» **TASK INSTRUCTIONS**
"utilization" appears in how many lines of the entries? State only the number.

[Collection entries]
____

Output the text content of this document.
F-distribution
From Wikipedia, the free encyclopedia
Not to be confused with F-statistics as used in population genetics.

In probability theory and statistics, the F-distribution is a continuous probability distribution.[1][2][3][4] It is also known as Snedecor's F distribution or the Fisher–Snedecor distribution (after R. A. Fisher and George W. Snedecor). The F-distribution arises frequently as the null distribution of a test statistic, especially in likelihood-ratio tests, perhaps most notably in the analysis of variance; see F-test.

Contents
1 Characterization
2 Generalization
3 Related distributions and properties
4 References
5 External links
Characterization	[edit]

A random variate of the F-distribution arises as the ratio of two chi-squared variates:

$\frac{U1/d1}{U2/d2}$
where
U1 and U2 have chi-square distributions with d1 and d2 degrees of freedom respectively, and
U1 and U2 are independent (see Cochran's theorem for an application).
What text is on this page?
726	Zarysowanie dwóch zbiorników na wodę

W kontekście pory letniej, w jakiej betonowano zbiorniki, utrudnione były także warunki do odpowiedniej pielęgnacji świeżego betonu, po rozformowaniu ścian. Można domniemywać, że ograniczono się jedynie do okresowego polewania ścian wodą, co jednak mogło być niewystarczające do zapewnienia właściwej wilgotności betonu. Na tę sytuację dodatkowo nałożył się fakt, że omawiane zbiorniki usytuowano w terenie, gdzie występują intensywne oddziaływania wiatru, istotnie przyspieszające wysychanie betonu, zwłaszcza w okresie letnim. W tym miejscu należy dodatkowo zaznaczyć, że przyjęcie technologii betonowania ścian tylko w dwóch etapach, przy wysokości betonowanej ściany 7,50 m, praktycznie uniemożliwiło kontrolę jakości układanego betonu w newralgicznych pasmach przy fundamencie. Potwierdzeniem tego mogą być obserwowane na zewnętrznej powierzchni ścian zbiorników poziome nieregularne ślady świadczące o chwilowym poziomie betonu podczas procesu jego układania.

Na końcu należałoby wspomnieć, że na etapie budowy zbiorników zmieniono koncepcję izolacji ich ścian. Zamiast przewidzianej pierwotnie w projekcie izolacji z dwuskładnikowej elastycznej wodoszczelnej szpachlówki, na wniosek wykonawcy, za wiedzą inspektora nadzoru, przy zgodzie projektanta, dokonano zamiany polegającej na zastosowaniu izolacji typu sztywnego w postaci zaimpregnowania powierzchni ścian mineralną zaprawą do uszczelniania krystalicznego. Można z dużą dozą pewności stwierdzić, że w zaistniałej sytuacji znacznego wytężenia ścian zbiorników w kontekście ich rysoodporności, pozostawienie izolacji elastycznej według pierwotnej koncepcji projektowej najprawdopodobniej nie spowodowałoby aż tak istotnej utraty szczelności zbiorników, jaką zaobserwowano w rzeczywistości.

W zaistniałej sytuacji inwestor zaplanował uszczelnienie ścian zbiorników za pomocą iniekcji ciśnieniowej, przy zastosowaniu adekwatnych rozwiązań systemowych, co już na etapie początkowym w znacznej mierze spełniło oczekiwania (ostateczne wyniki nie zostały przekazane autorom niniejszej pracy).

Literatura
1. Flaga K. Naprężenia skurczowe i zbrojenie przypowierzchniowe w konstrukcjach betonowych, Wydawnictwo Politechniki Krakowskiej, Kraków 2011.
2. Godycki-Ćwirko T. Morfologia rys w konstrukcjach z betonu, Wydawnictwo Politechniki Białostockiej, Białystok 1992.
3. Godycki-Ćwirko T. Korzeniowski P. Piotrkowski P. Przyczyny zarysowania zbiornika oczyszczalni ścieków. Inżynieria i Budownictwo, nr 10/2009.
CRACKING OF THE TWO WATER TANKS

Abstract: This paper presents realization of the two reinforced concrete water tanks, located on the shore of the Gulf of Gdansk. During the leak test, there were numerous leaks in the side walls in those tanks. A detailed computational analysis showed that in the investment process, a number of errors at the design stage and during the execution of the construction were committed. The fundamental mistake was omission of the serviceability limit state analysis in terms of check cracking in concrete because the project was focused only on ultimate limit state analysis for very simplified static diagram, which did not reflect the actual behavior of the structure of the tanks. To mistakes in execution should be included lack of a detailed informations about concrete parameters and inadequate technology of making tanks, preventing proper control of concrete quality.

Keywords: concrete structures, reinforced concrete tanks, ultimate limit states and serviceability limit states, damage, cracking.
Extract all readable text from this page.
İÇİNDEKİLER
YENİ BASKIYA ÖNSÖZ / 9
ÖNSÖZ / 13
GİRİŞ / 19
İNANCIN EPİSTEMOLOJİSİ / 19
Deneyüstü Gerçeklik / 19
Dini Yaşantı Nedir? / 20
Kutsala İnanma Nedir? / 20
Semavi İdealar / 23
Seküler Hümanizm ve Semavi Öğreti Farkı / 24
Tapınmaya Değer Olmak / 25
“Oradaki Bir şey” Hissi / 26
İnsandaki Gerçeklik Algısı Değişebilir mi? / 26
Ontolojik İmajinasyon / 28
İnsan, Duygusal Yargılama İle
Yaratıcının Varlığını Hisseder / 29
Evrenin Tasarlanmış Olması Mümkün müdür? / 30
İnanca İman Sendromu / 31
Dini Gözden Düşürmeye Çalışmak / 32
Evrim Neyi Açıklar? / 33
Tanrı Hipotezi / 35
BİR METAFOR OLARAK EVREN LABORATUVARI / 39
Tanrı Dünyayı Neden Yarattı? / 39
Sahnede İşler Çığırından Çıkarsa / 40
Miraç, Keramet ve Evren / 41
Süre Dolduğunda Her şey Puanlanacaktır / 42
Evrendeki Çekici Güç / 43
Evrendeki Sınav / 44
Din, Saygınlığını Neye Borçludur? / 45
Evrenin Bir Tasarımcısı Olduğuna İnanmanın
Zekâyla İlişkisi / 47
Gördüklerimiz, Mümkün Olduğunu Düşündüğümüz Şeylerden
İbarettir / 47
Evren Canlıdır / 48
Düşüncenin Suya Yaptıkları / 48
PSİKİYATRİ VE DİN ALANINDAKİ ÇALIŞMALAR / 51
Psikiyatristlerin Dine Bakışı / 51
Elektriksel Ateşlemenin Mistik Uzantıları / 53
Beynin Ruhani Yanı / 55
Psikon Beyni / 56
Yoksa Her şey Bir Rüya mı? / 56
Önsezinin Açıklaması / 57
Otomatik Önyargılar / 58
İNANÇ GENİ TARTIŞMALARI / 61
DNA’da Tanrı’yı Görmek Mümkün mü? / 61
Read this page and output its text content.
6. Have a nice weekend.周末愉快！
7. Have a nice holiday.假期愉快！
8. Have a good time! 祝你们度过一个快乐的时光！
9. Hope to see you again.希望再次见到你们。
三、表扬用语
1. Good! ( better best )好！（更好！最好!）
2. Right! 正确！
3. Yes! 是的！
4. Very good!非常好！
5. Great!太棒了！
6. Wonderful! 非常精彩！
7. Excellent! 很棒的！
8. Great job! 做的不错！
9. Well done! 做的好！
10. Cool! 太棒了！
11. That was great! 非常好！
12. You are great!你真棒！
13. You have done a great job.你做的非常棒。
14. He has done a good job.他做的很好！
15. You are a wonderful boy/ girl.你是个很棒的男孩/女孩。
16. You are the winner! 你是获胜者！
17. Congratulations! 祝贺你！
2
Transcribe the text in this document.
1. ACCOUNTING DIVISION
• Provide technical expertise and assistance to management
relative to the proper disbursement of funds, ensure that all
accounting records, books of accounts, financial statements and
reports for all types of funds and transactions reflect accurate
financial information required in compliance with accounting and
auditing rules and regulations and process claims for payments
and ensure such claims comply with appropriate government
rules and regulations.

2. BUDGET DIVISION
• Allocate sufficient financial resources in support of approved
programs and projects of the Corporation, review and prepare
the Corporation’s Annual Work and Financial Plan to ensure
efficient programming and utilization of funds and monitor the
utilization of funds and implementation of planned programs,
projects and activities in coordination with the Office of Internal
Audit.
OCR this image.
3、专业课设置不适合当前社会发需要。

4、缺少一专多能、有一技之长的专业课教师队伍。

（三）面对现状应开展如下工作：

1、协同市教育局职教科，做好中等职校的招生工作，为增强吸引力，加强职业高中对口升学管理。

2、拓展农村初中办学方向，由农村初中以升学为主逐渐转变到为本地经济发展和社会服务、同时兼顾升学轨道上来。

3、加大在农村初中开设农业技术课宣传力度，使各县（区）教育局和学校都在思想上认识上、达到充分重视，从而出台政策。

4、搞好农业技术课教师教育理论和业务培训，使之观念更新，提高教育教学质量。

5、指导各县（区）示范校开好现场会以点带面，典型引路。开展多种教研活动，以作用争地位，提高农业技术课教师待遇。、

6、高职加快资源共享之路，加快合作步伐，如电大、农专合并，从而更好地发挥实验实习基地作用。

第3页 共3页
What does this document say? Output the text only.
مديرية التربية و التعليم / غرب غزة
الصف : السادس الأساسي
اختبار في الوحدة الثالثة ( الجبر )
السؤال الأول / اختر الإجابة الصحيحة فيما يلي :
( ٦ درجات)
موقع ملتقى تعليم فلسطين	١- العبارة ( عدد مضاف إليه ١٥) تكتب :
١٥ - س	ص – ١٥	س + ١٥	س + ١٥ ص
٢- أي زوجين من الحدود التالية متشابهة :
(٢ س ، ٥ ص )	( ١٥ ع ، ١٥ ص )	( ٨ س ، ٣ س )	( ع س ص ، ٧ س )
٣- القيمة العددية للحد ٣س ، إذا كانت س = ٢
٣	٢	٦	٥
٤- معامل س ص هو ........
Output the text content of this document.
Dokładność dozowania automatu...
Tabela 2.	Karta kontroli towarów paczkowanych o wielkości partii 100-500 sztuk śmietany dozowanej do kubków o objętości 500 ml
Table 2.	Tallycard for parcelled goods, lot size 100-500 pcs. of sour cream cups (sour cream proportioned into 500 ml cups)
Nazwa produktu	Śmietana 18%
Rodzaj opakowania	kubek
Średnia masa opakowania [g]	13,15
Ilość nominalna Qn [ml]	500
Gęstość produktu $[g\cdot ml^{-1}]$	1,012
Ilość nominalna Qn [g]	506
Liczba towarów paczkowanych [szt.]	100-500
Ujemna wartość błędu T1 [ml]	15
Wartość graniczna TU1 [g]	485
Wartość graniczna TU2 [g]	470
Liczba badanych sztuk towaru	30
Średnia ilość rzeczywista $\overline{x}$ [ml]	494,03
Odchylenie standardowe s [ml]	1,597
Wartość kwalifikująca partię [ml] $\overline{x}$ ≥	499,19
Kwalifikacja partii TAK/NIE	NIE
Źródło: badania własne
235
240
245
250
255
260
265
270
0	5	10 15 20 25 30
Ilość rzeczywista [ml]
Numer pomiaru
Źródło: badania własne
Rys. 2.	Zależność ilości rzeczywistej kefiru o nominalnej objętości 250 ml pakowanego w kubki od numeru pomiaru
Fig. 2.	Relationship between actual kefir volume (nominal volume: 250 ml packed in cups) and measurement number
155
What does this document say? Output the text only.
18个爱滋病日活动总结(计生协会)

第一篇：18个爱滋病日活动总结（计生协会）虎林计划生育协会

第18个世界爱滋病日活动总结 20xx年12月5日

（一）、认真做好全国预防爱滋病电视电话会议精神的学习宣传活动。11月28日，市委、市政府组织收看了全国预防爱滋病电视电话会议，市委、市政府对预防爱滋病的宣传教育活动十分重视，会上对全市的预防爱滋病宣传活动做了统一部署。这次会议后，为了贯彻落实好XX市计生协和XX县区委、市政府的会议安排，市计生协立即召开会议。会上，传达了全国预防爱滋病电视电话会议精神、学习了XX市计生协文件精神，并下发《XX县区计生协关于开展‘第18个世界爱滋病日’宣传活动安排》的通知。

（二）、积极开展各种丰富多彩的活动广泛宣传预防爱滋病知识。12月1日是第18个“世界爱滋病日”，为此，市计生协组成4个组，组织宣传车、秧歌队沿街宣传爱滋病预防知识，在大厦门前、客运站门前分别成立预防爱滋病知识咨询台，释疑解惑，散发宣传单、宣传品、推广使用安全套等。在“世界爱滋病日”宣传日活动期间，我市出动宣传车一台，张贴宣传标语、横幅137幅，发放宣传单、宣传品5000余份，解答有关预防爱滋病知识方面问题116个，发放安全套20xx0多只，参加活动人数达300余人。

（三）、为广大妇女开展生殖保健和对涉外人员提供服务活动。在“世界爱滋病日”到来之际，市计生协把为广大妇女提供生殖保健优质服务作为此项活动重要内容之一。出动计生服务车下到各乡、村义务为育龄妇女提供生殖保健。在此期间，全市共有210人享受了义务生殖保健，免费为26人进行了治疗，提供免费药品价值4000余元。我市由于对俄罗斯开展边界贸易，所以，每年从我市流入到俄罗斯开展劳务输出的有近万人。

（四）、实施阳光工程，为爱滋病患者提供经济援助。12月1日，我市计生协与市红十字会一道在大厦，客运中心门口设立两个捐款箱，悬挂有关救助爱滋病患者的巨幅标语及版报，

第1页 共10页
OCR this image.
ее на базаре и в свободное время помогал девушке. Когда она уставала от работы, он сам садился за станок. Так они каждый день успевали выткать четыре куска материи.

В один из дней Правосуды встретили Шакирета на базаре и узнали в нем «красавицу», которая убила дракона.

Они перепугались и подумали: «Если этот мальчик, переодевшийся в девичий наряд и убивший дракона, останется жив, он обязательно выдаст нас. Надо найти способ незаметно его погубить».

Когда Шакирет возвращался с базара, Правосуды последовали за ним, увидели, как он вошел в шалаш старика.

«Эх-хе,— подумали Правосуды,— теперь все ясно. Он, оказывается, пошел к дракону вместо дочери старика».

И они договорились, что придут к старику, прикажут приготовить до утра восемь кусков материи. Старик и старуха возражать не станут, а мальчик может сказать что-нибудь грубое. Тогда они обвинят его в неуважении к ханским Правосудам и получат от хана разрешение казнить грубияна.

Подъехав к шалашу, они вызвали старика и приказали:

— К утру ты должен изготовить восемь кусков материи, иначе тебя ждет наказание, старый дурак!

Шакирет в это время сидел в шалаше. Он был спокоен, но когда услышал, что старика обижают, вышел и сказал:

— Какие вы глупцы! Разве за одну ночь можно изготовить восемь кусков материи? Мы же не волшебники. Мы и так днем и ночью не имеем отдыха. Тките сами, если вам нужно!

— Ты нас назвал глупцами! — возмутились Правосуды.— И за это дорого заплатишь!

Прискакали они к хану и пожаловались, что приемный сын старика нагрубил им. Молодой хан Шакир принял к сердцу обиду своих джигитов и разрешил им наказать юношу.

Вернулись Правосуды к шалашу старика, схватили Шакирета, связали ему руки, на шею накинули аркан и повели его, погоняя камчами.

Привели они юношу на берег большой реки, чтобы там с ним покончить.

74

____

» **RESULT**
2